Record extracts:
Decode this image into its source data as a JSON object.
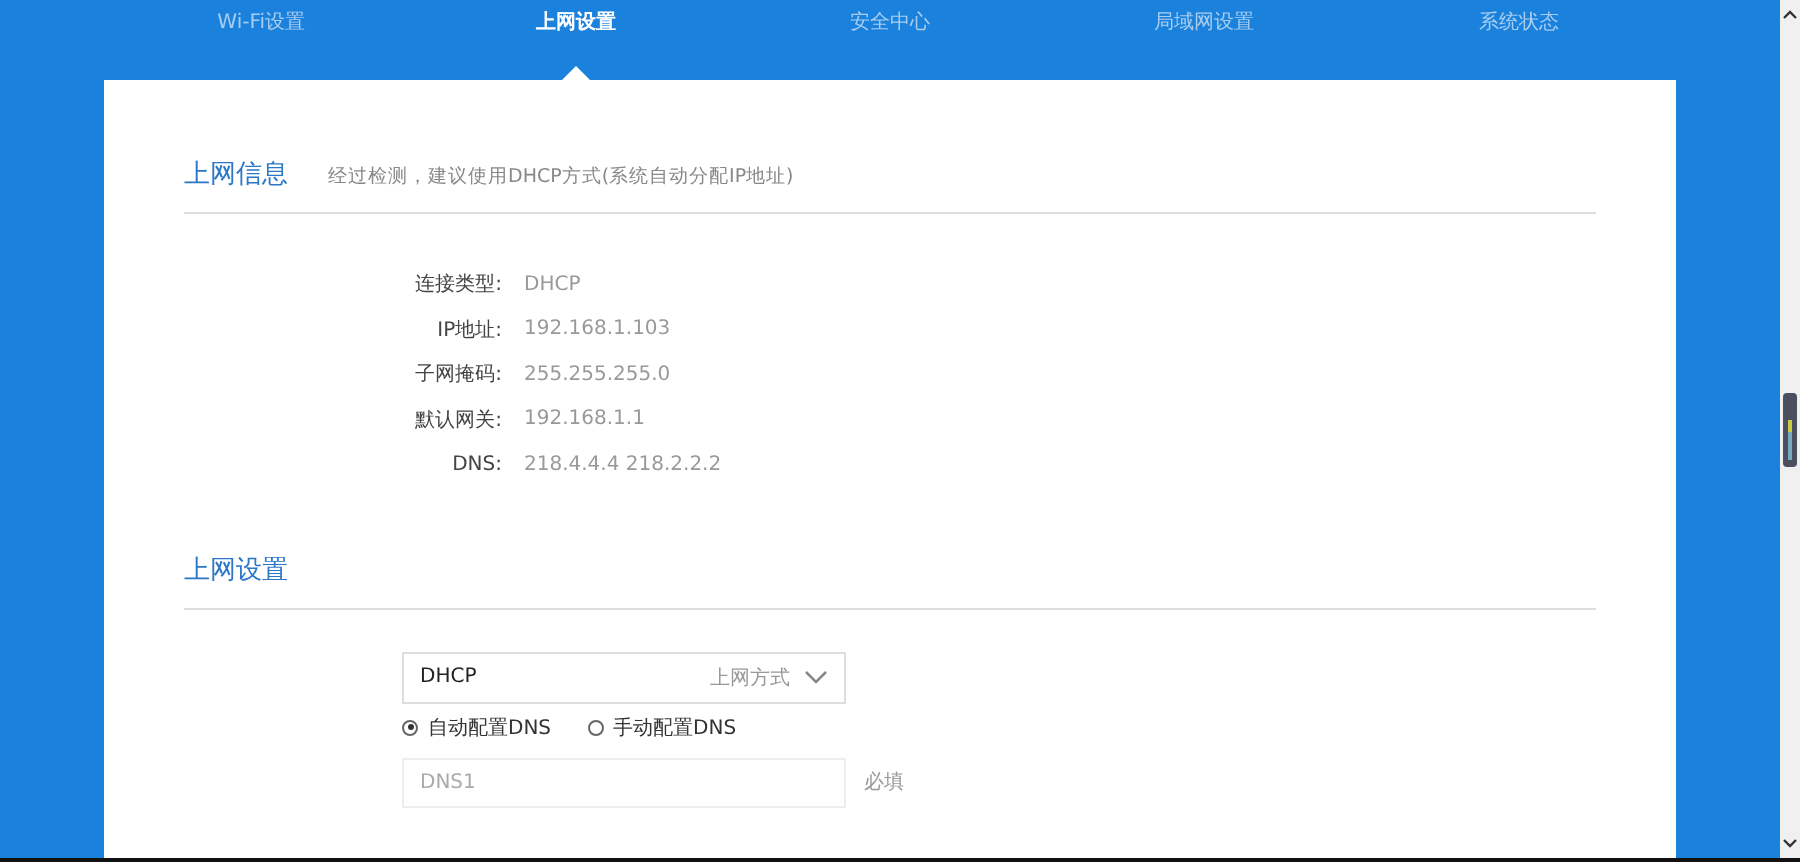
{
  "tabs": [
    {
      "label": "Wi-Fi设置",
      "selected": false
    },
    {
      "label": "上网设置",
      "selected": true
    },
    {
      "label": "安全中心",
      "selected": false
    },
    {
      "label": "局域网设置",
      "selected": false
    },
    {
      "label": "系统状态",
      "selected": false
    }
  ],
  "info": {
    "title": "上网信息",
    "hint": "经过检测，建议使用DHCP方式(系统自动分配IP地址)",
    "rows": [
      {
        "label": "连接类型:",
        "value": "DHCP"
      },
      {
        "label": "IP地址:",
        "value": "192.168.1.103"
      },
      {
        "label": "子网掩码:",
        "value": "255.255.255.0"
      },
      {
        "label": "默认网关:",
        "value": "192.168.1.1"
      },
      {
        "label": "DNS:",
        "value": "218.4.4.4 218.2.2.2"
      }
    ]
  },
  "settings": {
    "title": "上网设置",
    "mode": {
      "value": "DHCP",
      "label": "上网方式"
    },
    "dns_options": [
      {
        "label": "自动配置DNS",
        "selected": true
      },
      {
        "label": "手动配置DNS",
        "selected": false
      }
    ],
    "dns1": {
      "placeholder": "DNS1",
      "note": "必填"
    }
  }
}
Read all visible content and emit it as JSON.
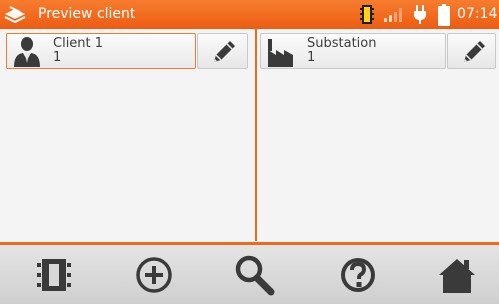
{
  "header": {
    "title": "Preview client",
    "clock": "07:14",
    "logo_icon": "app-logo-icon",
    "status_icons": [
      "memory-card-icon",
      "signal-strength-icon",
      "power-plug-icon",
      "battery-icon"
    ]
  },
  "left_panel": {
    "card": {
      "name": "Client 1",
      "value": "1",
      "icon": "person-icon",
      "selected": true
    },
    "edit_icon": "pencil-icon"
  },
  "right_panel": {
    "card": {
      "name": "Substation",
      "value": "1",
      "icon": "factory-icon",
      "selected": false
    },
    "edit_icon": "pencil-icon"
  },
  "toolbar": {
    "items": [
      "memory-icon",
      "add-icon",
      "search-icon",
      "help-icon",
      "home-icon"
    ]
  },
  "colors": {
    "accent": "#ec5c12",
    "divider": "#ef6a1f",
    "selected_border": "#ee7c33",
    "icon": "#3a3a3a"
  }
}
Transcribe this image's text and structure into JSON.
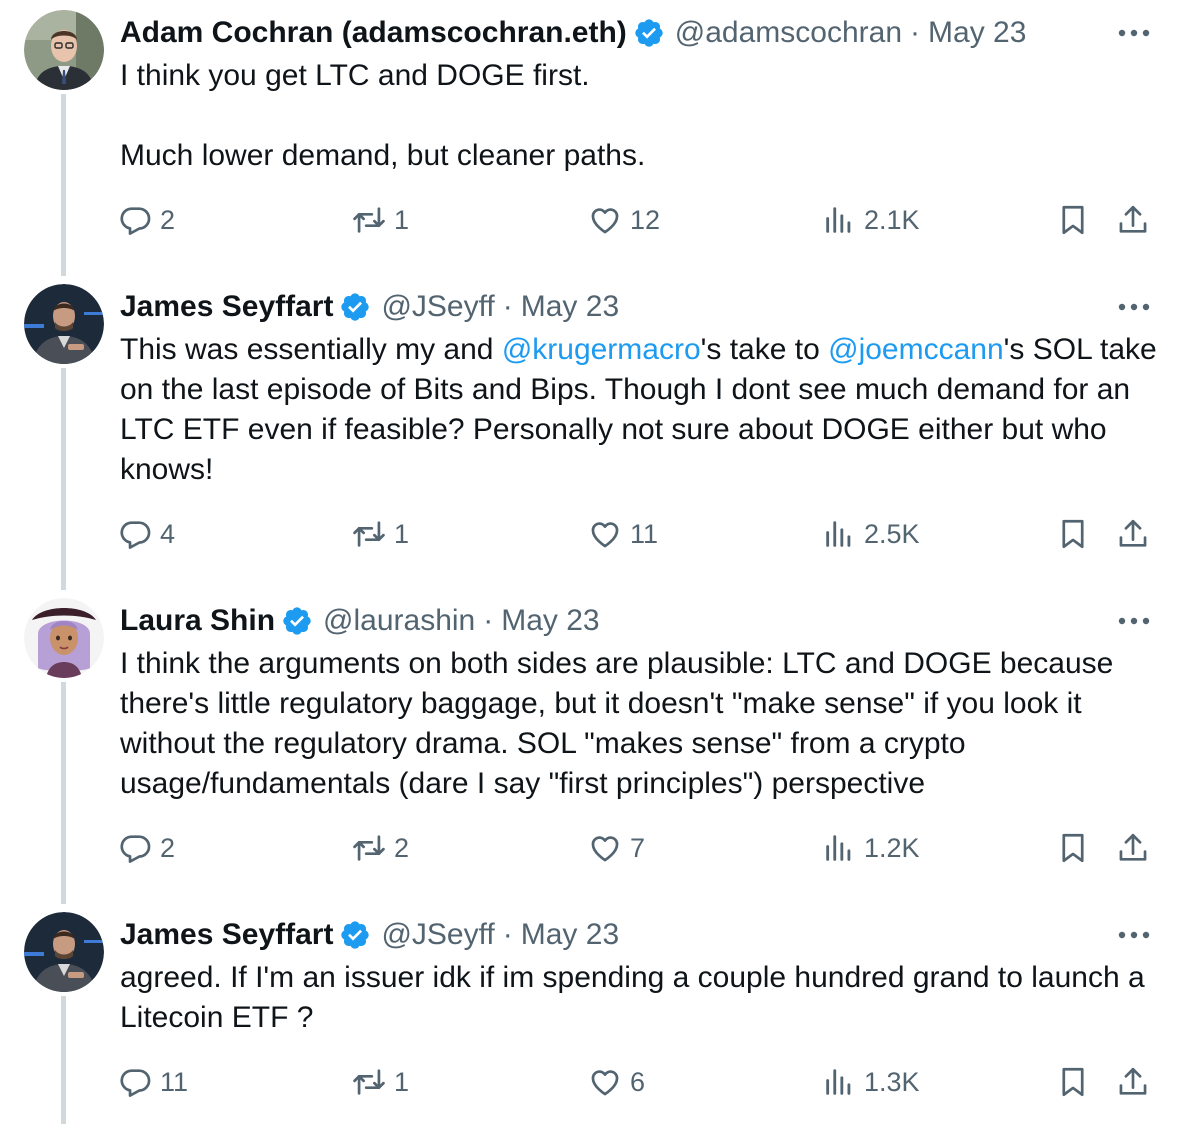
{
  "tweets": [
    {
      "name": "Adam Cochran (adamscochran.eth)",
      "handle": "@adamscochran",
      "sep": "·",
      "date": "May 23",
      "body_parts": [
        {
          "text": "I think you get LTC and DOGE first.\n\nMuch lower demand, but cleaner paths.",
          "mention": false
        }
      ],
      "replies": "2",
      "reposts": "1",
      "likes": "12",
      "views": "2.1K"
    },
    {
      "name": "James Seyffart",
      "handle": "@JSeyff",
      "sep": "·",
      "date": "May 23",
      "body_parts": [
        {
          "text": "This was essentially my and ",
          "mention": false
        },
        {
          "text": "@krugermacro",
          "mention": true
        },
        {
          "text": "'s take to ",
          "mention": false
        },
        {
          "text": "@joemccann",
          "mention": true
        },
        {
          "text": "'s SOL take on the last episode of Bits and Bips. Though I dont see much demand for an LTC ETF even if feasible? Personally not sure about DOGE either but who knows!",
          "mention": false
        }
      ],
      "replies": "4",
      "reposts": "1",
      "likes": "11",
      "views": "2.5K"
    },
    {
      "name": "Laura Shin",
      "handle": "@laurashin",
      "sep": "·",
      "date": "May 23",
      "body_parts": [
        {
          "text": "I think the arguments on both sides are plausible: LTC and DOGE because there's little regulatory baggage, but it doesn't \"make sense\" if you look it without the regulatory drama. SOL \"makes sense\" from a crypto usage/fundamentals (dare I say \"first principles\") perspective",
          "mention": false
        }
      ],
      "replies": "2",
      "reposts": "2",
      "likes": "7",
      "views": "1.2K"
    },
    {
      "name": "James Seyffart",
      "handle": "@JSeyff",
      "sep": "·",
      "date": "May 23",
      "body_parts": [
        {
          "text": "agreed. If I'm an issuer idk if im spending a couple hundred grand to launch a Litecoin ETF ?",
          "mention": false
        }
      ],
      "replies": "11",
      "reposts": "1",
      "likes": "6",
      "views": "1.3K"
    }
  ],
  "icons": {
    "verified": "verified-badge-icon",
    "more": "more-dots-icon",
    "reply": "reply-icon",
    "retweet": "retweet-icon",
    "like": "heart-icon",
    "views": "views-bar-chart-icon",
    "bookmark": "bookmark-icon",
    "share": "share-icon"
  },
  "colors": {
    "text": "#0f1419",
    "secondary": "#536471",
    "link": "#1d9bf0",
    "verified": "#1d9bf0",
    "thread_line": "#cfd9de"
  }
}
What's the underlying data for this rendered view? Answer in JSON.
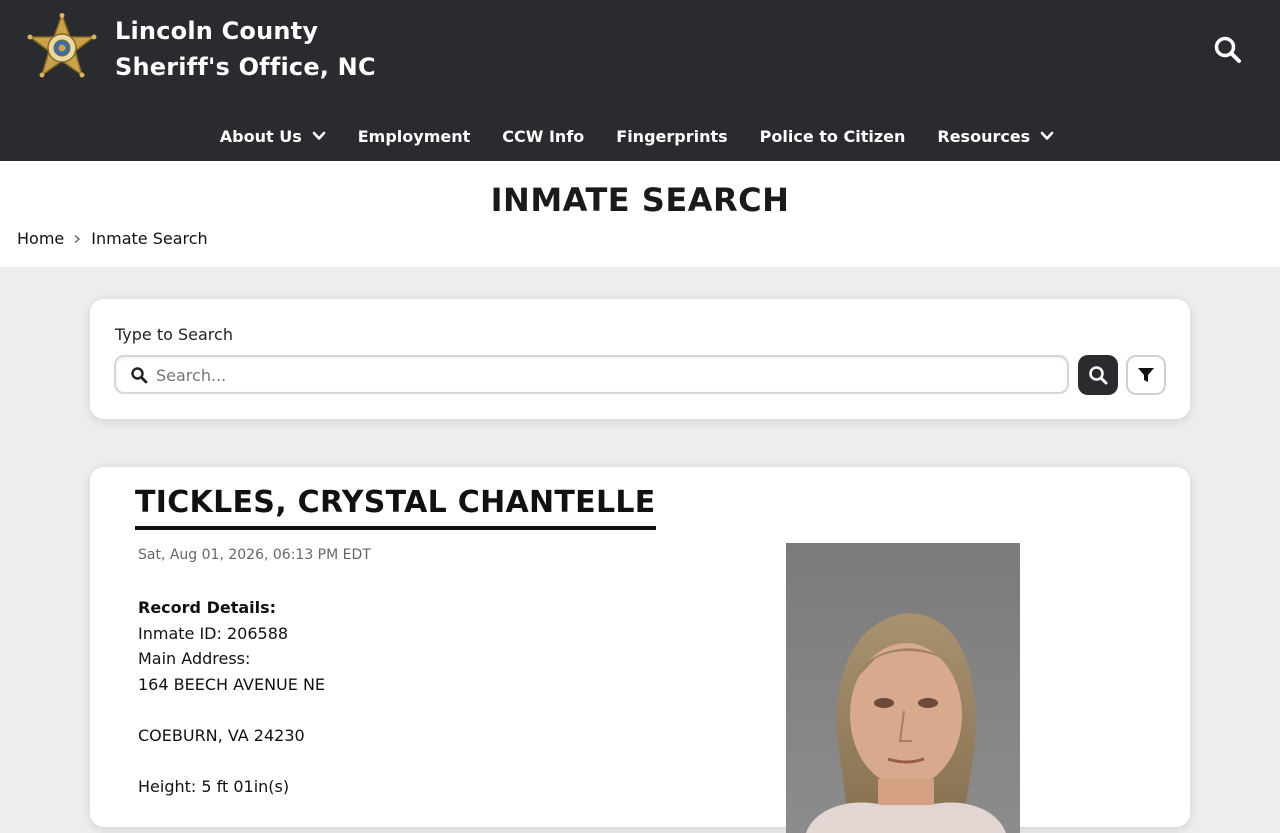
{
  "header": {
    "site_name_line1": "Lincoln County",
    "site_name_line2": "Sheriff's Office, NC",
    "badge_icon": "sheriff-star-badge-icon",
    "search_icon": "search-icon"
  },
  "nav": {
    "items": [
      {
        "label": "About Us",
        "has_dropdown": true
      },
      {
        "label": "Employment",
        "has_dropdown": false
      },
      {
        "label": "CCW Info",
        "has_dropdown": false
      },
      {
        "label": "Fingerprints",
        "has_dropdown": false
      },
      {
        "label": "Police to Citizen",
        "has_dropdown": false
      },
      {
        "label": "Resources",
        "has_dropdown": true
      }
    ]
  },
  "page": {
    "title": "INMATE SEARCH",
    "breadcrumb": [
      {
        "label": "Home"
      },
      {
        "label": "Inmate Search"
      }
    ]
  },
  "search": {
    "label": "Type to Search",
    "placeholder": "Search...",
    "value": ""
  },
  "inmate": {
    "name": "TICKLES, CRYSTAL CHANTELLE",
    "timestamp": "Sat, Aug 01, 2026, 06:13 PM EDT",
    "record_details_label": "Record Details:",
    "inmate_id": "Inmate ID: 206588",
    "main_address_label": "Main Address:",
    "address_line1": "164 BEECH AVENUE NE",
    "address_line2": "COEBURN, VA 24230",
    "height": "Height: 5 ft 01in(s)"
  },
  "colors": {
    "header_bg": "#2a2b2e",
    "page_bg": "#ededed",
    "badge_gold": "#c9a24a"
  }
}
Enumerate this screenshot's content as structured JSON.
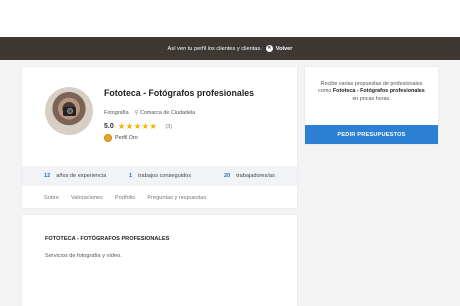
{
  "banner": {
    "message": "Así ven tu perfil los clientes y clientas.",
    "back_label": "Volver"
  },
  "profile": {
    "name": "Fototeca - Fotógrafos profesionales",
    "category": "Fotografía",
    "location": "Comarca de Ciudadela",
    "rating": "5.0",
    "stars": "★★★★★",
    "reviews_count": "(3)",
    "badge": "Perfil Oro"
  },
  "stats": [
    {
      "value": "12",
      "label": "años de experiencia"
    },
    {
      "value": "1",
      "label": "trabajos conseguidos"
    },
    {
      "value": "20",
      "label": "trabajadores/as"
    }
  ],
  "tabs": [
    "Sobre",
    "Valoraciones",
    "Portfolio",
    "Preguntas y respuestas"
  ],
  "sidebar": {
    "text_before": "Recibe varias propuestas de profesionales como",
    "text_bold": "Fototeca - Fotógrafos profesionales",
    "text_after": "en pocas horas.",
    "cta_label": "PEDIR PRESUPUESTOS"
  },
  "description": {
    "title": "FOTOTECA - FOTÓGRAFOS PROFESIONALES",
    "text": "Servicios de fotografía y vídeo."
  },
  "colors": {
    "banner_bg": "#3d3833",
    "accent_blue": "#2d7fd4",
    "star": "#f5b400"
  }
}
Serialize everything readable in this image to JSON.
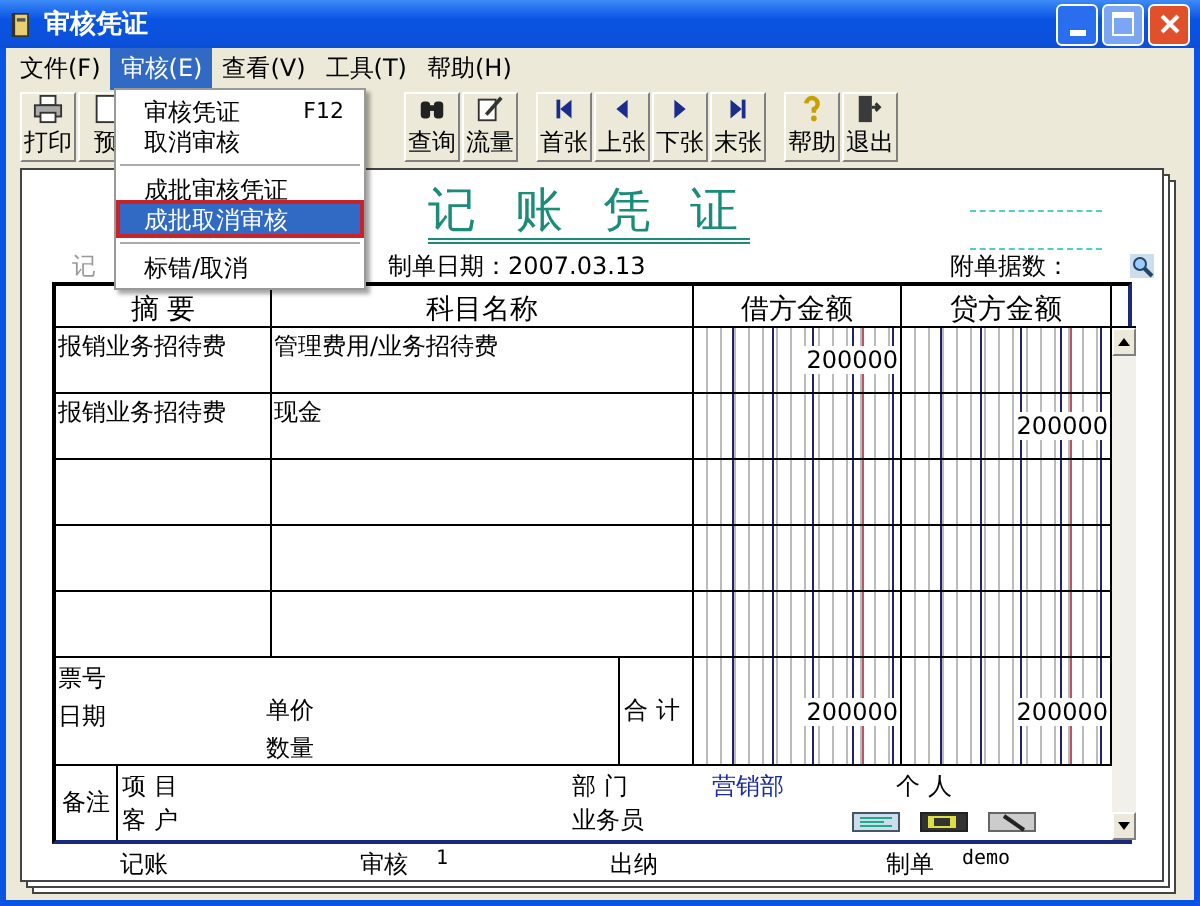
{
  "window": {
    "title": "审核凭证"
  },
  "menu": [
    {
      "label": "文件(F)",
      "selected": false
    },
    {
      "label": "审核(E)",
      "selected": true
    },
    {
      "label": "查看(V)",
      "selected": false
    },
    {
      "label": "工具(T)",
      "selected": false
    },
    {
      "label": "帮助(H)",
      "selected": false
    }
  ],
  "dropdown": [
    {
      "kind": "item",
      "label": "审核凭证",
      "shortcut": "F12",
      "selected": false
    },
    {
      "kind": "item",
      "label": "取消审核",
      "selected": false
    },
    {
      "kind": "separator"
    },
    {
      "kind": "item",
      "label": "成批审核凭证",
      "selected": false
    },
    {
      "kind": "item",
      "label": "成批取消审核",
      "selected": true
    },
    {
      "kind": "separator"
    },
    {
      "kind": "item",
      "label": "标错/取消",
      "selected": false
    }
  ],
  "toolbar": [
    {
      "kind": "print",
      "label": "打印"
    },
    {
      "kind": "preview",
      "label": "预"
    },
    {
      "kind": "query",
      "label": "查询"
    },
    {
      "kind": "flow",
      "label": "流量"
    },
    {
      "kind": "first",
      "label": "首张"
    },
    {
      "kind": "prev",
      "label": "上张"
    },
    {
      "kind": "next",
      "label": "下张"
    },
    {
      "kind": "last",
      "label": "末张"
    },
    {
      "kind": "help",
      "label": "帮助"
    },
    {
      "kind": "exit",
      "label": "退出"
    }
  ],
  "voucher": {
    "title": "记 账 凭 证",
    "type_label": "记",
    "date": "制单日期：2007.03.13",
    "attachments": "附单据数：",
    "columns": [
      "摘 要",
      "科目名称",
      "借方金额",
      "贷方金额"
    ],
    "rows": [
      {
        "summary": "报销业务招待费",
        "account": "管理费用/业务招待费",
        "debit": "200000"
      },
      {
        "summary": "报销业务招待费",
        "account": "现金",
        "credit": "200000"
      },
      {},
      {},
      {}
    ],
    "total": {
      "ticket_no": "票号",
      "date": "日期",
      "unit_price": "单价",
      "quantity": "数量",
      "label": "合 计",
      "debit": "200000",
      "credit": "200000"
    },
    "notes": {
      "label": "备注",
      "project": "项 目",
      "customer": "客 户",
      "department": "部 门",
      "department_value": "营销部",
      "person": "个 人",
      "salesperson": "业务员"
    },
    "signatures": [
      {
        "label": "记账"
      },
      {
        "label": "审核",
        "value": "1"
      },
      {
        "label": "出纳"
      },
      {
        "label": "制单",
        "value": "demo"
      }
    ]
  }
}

Instructions for the task: Locate the word "placeholder" in the records and collect each line it appears in.

The result:
      "placeholder": "DNS1",
    "placeholder": "Search...",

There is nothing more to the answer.